= Short task =
Write out every line from the one containing "answer-b-pressure: مصادر الضغط: نطاق" down to the one containing "page-number: 10 [830,1932,858,1960]", both included, without changing anything.

= Input material =
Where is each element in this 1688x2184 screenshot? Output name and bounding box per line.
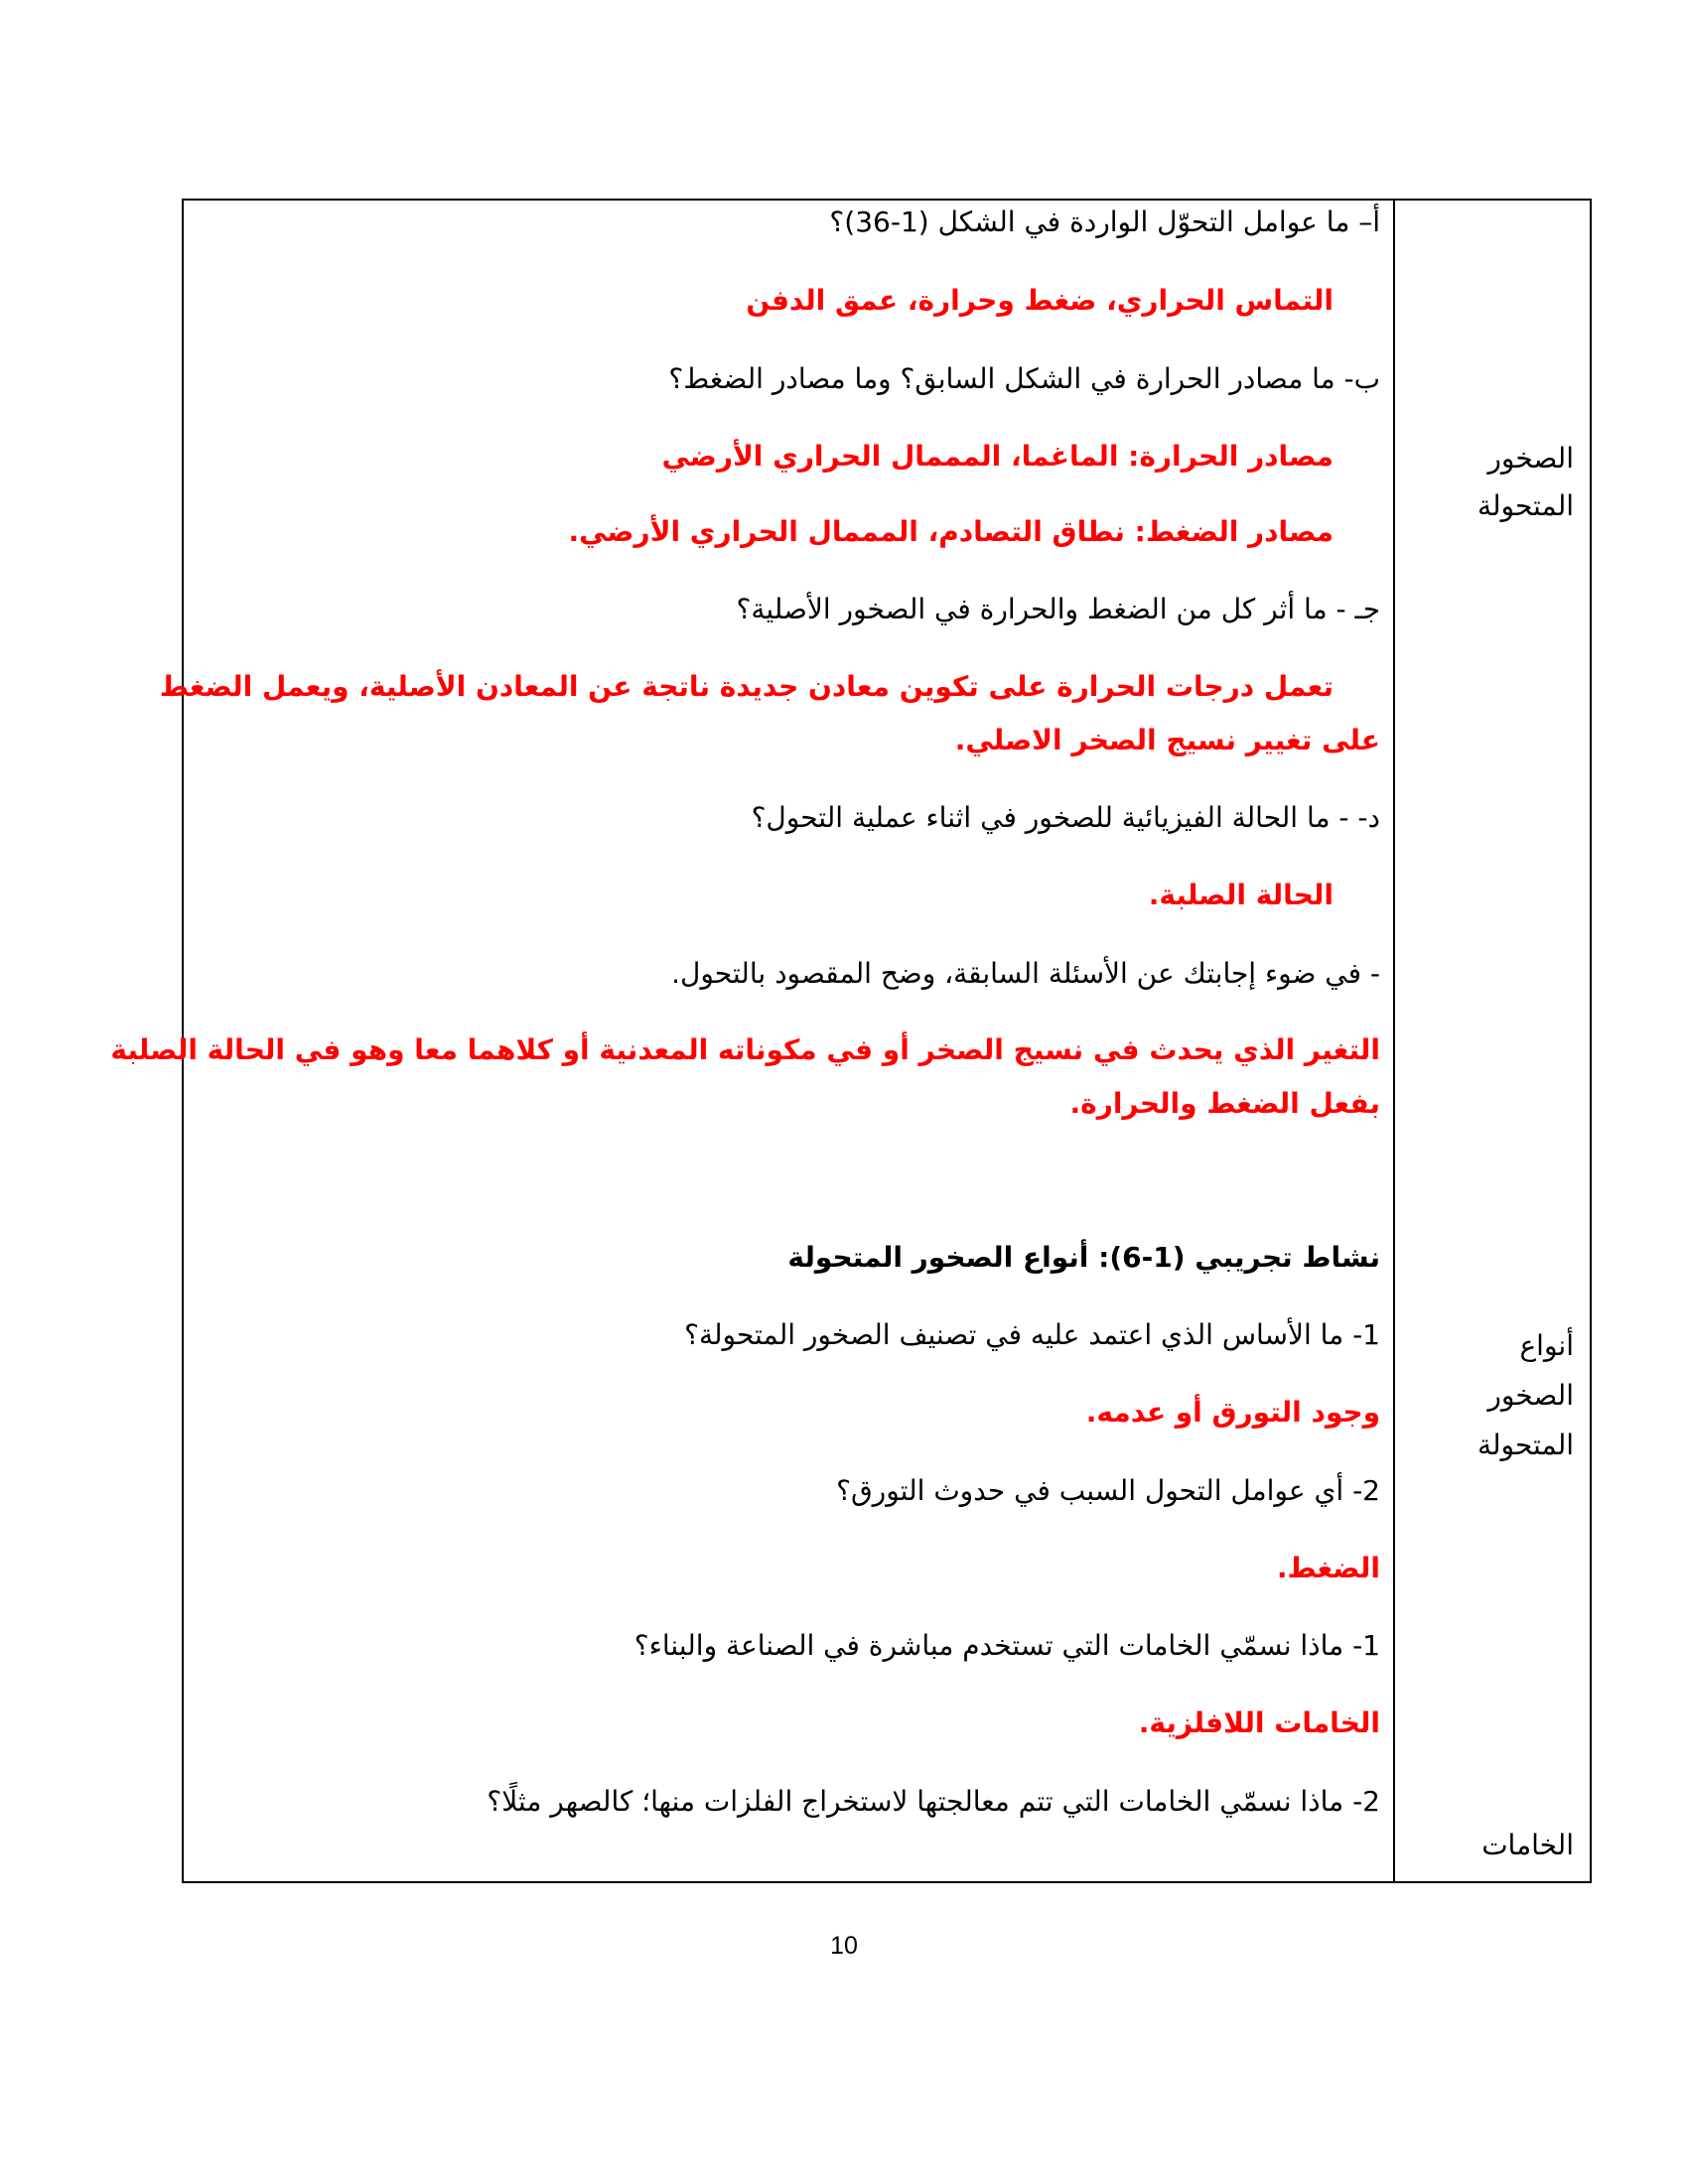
answer-b-pressure: مصادر الضغط: نطاق التصادم، المممال الحراري الأرضي. [568,515,1334,548]
topic-metamorphic-2: المتحولة [1477,489,1574,522]
answer-b-heat: مصادر الحرارة: الماغما، المممال الحراري الأرضي [661,440,1334,473]
question-1: 1- ما الأساس الذي اعتمد عليه في تصنيف الصخور المتحولة؟ [684,1318,1380,1351]
answer-e-line1: التغير الذي يحدث في نسيج الصخر أو في مكوناته المعدنية أو كلاهما معا وهو في الحالة الصلبة [110,1033,1380,1066]
activity-title: نشاط تجريبي (1-6): أنواع الصخور المتحولة [787,1241,1380,1274]
topic-column [1395,201,1590,1881]
question-c: جـ - ما أثر كل من الضغط والحرارة في الصخور الأصلية؟ [736,593,1380,625]
answer-e-line2: بفعل الضغط والحرارة. [1069,1087,1380,1120]
answer-d: الحالة الصلبة. [1148,879,1334,911]
question-4: 2- ماذا نسمّي الخامات التي تتم معالجتها لاستخراج الفلزات منها؛ كالصهر مثلًا؟ [487,1785,1380,1818]
topic-types-3: المتحولة [1477,1429,1574,1461]
question-a: أ– ما عوامل التحوّل الواردة في الشكل (1-36)؟ [829,205,1380,238]
answer-c-line1: تعمل درجات الحرارة على تكوين معادن جديدة ناتجة عن المعادن الأصلية، ويعمل الضغط [159,670,1334,703]
topic-types-1: أنواع [1519,1329,1574,1362]
topic-ores: الخامات [1481,1829,1574,1861]
topic-metamorphic-1: الصخور [1487,442,1574,475]
answer-3: الخامات اللافلزية. [1138,1706,1380,1739]
answer-a: التماس الحراري، ضغط وحرارة، عمق الدفن [746,284,1334,317]
answer-2: الضغط. [1276,1552,1380,1584]
question-d: د- - ما الحالة الفيزيائية للصخور في اثناء عملية التحول؟ [751,801,1380,834]
page-number: 10 [830,1932,858,1960]
question-b: ب- ما مصادر الحرارة في الشكل السابق؟ وما مصادر الضغط؟ [668,362,1380,395]
question-e: - في ضوء إجابتك عن الأسئلة السابقة، وضح المقصود بالتحول. [671,957,1380,990]
answer-1: وجود التورق أو عدمه. [1085,1396,1380,1429]
topic-types-2: الصخور [1487,1379,1574,1412]
lesson-table [110,199,1592,1883]
question-3: 1- ماذا نسمّي الخامات التي تستخدم مباشرة في الصناعة والبناء؟ [633,1629,1380,1662]
answer-c-line2: على تغيير نسيج الصخر الاصلي. [954,724,1380,756]
question-2: 2- أي عوامل التحول السبب في حدوث التورق؟ [836,1474,1380,1507]
content-column [110,201,1393,1881]
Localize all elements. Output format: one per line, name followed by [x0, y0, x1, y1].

= Solution to this problem =
answer-b-pressure: مصادر الضغط: نطاق التصادم، المممال الحراري الأرضي. [568,515,1334,548]
topic-metamorphic-2: المتحولة [1477,489,1574,522]
answer-b-heat: مصادر الحرارة: الماغما، المممال الحراري الأرضي [661,440,1334,473]
question-1: 1- ما الأساس الذي اعتمد عليه في تصنيف الصخور المتحولة؟ [684,1318,1380,1351]
answer-e-line1: التغير الذي يحدث في نسيج الصخر أو في مكوناته المعدنية أو كلاهما معا وهو في الحالة الصلبة [110,1033,1380,1066]
activity-title: نشاط تجريبي (1-6): أنواع الصخور المتحولة [787,1241,1380,1274]
topic-column [1395,201,1590,1881]
question-c: جـ - ما أثر كل من الضغط والحرارة في الصخور الأصلية؟ [736,593,1380,625]
answer-e-line2: بفعل الضغط والحرارة. [1069,1087,1380,1120]
answer-d: الحالة الصلبة. [1148,879,1334,911]
question-4: 2- ماذا نسمّي الخامات التي تتم معالجتها لاستخراج الفلزات منها؛ كالصهر مثلًا؟ [487,1785,1380,1818]
topic-types-3: المتحولة [1477,1429,1574,1461]
question-a: أ– ما عوامل التحوّل الواردة في الشكل (1-36)؟ [829,205,1380,238]
answer-c-line1: تعمل درجات الحرارة على تكوين معادن جديدة ناتجة عن المعادن الأصلية، ويعمل الضغط [159,670,1334,703]
topic-types-1: أنواع [1519,1329,1574,1362]
topic-ores: الخامات [1481,1829,1574,1861]
topic-metamorphic-1: الصخور [1487,442,1574,475]
answer-3: الخامات اللافلزية. [1138,1706,1380,1739]
answer-a: التماس الحراري، ضغط وحرارة، عمق الدفن [746,284,1334,317]
answer-2: الضغط. [1276,1552,1380,1584]
question-d: د- - ما الحالة الفيزيائية للصخور في اثناء عملية التحول؟ [751,801,1380,834]
page-number: 10 [830,1932,858,1960]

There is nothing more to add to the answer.